◆ **Extracted entries**
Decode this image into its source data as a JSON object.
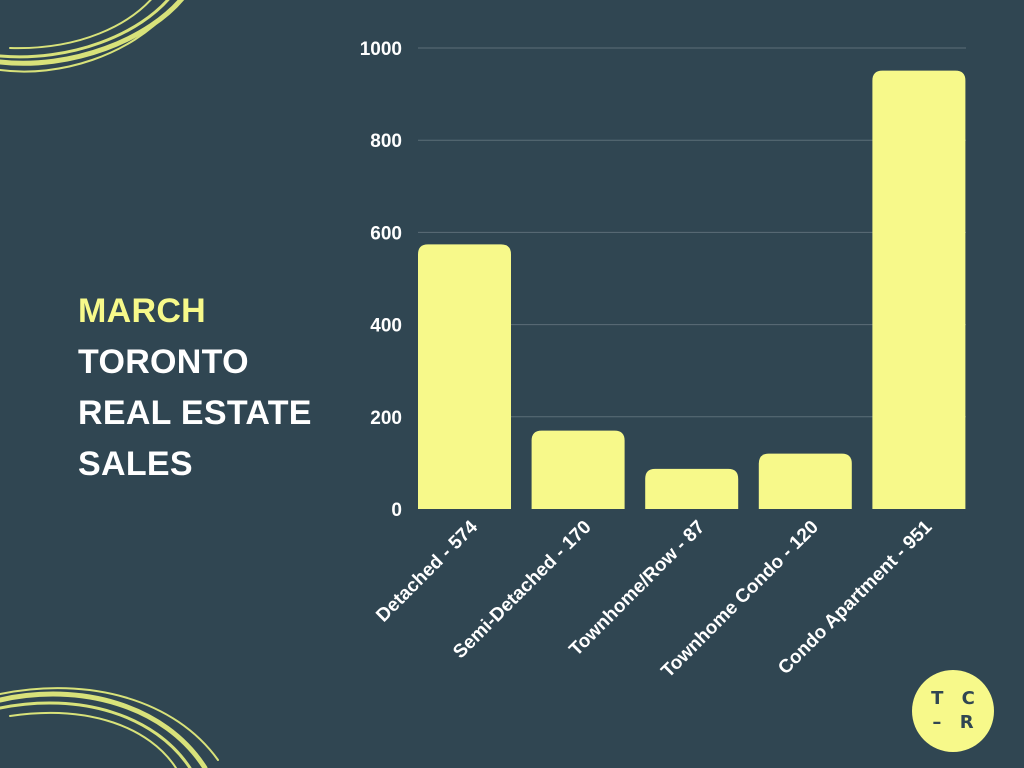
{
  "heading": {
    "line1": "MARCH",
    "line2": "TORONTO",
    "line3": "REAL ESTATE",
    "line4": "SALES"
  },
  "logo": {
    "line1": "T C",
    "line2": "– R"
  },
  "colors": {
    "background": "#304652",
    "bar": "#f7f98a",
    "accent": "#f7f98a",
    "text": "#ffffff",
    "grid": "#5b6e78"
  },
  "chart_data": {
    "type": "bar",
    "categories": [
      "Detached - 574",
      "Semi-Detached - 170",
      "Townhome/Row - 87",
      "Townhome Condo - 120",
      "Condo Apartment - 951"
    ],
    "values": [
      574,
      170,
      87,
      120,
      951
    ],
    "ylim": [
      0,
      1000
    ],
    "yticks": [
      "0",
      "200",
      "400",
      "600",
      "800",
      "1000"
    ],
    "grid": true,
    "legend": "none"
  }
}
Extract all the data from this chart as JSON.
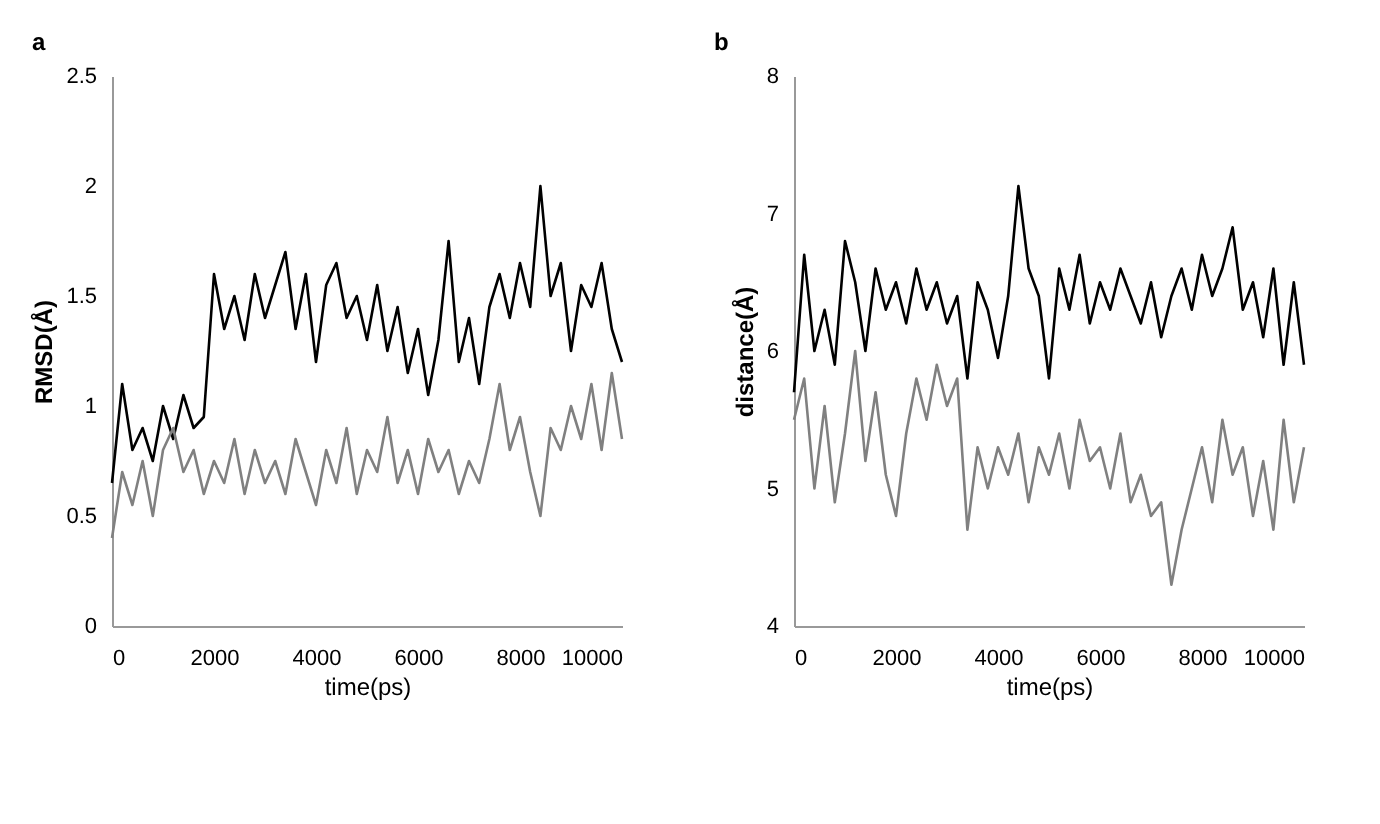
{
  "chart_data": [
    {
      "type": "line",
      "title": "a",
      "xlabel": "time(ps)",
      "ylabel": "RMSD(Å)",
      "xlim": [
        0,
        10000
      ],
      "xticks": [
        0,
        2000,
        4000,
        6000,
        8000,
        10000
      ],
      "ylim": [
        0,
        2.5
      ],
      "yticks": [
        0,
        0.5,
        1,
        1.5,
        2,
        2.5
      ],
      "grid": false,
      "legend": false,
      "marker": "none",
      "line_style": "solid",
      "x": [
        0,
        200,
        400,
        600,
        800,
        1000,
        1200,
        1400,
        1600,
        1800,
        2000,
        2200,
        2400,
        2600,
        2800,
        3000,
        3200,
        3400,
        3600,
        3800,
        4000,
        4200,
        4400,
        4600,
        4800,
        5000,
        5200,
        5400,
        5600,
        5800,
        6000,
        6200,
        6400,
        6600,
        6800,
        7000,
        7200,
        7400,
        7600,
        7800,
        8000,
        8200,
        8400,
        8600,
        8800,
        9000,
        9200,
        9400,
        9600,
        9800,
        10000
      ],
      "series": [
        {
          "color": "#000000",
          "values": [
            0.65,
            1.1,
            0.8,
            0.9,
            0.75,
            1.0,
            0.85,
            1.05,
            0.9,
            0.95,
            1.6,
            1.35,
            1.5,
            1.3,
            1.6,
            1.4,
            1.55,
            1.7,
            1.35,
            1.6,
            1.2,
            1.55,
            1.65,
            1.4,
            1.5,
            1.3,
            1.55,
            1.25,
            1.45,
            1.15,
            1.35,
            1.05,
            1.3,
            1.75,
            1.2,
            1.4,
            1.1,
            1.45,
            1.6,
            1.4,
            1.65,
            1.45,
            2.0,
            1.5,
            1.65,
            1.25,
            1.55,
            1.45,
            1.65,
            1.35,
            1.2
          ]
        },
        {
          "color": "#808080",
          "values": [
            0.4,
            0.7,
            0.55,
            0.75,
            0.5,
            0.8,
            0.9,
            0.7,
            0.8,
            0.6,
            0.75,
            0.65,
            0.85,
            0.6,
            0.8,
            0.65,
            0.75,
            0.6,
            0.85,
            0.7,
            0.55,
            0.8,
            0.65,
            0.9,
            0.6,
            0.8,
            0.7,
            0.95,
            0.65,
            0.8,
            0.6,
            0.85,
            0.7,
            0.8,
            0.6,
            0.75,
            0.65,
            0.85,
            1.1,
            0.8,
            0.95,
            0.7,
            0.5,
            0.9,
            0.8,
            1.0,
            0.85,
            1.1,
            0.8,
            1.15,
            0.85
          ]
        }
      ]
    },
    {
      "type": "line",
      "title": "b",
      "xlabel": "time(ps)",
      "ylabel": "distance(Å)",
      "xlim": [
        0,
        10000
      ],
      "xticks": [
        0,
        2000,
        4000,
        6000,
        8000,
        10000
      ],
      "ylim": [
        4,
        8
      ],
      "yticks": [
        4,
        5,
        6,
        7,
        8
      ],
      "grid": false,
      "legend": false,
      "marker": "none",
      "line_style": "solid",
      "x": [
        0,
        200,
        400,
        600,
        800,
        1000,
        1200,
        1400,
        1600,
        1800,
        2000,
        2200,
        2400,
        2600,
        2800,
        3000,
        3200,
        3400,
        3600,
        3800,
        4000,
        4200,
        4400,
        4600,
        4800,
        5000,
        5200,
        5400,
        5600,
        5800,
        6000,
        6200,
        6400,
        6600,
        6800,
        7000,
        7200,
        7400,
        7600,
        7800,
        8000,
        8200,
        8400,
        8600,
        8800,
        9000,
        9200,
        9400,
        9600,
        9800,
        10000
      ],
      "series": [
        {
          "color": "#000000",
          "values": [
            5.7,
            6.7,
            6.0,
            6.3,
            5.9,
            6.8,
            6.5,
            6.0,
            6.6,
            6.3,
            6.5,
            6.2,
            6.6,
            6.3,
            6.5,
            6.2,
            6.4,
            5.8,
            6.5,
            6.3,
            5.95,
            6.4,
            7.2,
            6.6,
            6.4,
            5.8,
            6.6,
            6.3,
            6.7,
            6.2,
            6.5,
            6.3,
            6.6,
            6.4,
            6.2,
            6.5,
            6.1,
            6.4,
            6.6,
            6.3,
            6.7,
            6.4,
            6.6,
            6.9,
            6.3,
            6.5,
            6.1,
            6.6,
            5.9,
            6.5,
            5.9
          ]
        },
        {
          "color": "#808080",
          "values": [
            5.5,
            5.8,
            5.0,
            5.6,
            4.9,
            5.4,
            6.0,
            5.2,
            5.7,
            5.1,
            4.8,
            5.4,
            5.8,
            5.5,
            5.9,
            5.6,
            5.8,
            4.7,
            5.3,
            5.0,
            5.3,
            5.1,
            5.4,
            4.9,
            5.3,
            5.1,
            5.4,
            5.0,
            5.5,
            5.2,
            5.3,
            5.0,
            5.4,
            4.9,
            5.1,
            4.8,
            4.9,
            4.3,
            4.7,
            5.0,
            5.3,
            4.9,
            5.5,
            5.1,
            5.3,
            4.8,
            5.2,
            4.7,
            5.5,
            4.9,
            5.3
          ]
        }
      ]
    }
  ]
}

◆ **Written task**
Repeat each entry exactly. Pictures do not belong in the copy.

◆ **Answer to this problem**
Decode this image into its source data as a JSON object.
{
  "heading": {
    "line1": "MARCH",
    "line2": "TORONTO",
    "line3": "REAL ESTATE",
    "line4": "SALES"
  },
  "logo": {
    "line1": "T C",
    "line2": "– R"
  },
  "colors": {
    "background": "#304652",
    "bar": "#f7f98a",
    "accent": "#f7f98a",
    "text": "#ffffff",
    "grid": "#5b6e78"
  },
  "chart_data": {
    "type": "bar",
    "categories": [
      "Detached - 574",
      "Semi-Detached - 170",
      "Townhome/Row - 87",
      "Townhome Condo - 120",
      "Condo Apartment - 951"
    ],
    "values": [
      574,
      170,
      87,
      120,
      951
    ],
    "ylim": [
      0,
      1000
    ],
    "yticks": [
      "0",
      "200",
      "400",
      "600",
      "800",
      "1000"
    ],
    "grid": true,
    "legend": "none"
  }
}
Extract all the data from this chart as JSON.
{
  "chart_data": [
    {
      "type": "line",
      "title": "a",
      "xlabel": "time(ps)",
      "ylabel": "RMSD(Å)",
      "xlim": [
        0,
        10000
      ],
      "xticks": [
        0,
        2000,
        4000,
        6000,
        8000,
        10000
      ],
      "ylim": [
        0,
        2.5
      ],
      "yticks": [
        0,
        0.5,
        1,
        1.5,
        2,
        2.5
      ],
      "grid": false,
      "legend": false,
      "marker": "none",
      "line_style": "solid",
      "x": [
        0,
        200,
        400,
        600,
        800,
        1000,
        1200,
        1400,
        1600,
        1800,
        2000,
        2200,
        2400,
        2600,
        2800,
        3000,
        3200,
        3400,
        3600,
        3800,
        4000,
        4200,
        4400,
        4600,
        4800,
        5000,
        5200,
        5400,
        5600,
        5800,
        6000,
        6200,
        6400,
        6600,
        6800,
        7000,
        7200,
        7400,
        7600,
        7800,
        8000,
        8200,
        8400,
        8600,
        8800,
        9000,
        9200,
        9400,
        9600,
        9800,
        10000
      ],
      "series": [
        {
          "color": "#000000",
          "values": [
            0.65,
            1.1,
            0.8,
            0.9,
            0.75,
            1.0,
            0.85,
            1.05,
            0.9,
            0.95,
            1.6,
            1.35,
            1.5,
            1.3,
            1.6,
            1.4,
            1.55,
            1.7,
            1.35,
            1.6,
            1.2,
            1.55,
            1.65,
            1.4,
            1.5,
            1.3,
            1.55,
            1.25,
            1.45,
            1.15,
            1.35,
            1.05,
            1.3,
            1.75,
            1.2,
            1.4,
            1.1,
            1.45,
            1.6,
            1.4,
            1.65,
            1.45,
            2.0,
            1.5,
            1.65,
            1.25,
            1.55,
            1.45,
            1.65,
            1.35,
            1.2
          ]
        },
        {
          "color": "#808080",
          "values": [
            0.4,
            0.7,
            0.55,
            0.75,
            0.5,
            0.8,
            0.9,
            0.7,
            0.8,
            0.6,
            0.75,
            0.65,
            0.85,
            0.6,
            0.8,
            0.65,
            0.75,
            0.6,
            0.85,
            0.7,
            0.55,
            0.8,
            0.65,
            0.9,
            0.6,
            0.8,
            0.7,
            0.95,
            0.65,
            0.8,
            0.6,
            0.85,
            0.7,
            0.8,
            0.6,
            0.75,
            0.65,
            0.85,
            1.1,
            0.8,
            0.95,
            0.7,
            0.5,
            0.9,
            0.8,
            1.0,
            0.85,
            1.1,
            0.8,
            1.15,
            0.85
          ]
        }
      ]
    },
    {
      "type": "line",
      "title": "b",
      "xlabel": "time(ps)",
      "ylabel": "distance(Å)",
      "xlim": [
        0,
        10000
      ],
      "xticks": [
        0,
        2000,
        4000,
        6000,
        8000,
        10000
      ],
      "ylim": [
        4,
        8
      ],
      "yticks": [
        4,
        5,
        6,
        7,
        8
      ],
      "grid": false,
      "legend": false,
      "marker": "none",
      "line_style": "solid",
      "x": [
        0,
        200,
        400,
        600,
        800,
        1000,
        1200,
        1400,
        1600,
        1800,
        2000,
        2200,
        2400,
        2600,
        2800,
        3000,
        3200,
        3400,
        3600,
        3800,
        4000,
        4200,
        4400,
        4600,
        4800,
        5000,
        5200,
        5400,
        5600,
        5800,
        6000,
        6200,
        6400,
        6600,
        6800,
        7000,
        7200,
        7400,
        7600,
        7800,
        8000,
        8200,
        8400,
        8600,
        8800,
        9000,
        9200,
        9400,
        9600,
        9800,
        10000
      ],
      "series": [
        {
          "color": "#000000",
          "values": [
            5.7,
            6.7,
            6.0,
            6.3,
            5.9,
            6.8,
            6.5,
            6.0,
            6.6,
            6.3,
            6.5,
            6.2,
            6.6,
            6.3,
            6.5,
            6.2,
            6.4,
            5.8,
            6.5,
            6.3,
            5.95,
            6.4,
            7.2,
            6.6,
            6.4,
            5.8,
            6.6,
            6.3,
            6.7,
            6.2,
            6.5,
            6.3,
            6.6,
            6.4,
            6.2,
            6.5,
            6.1,
            6.4,
            6.6,
            6.3,
            6.7,
            6.4,
            6.6,
            6.9,
            6.3,
            6.5,
            6.1,
            6.6,
            5.9,
            6.5,
            5.9
          ]
        },
        {
          "color": "#808080",
          "values": [
            5.5,
            5.8,
            5.0,
            5.6,
            4.9,
            5.4,
            6.0,
            5.2,
            5.7,
            5.1,
            4.8,
            5.4,
            5.8,
            5.5,
            5.9,
            5.6,
            5.8,
            4.7,
            5.3,
            5.0,
            5.3,
            5.1,
            5.4,
            4.9,
            5.3,
            5.1,
            5.4,
            5.0,
            5.5,
            5.2,
            5.3,
            5.0,
            5.4,
            4.9,
            5.1,
            4.8,
            4.9,
            4.3,
            4.7,
            5.0,
            5.3,
            4.9,
            5.5,
            5.1,
            5.3,
            4.8,
            5.2,
            4.7,
            5.5,
            4.9,
            5.3
          ]
        }
      ]
    }
  ]
}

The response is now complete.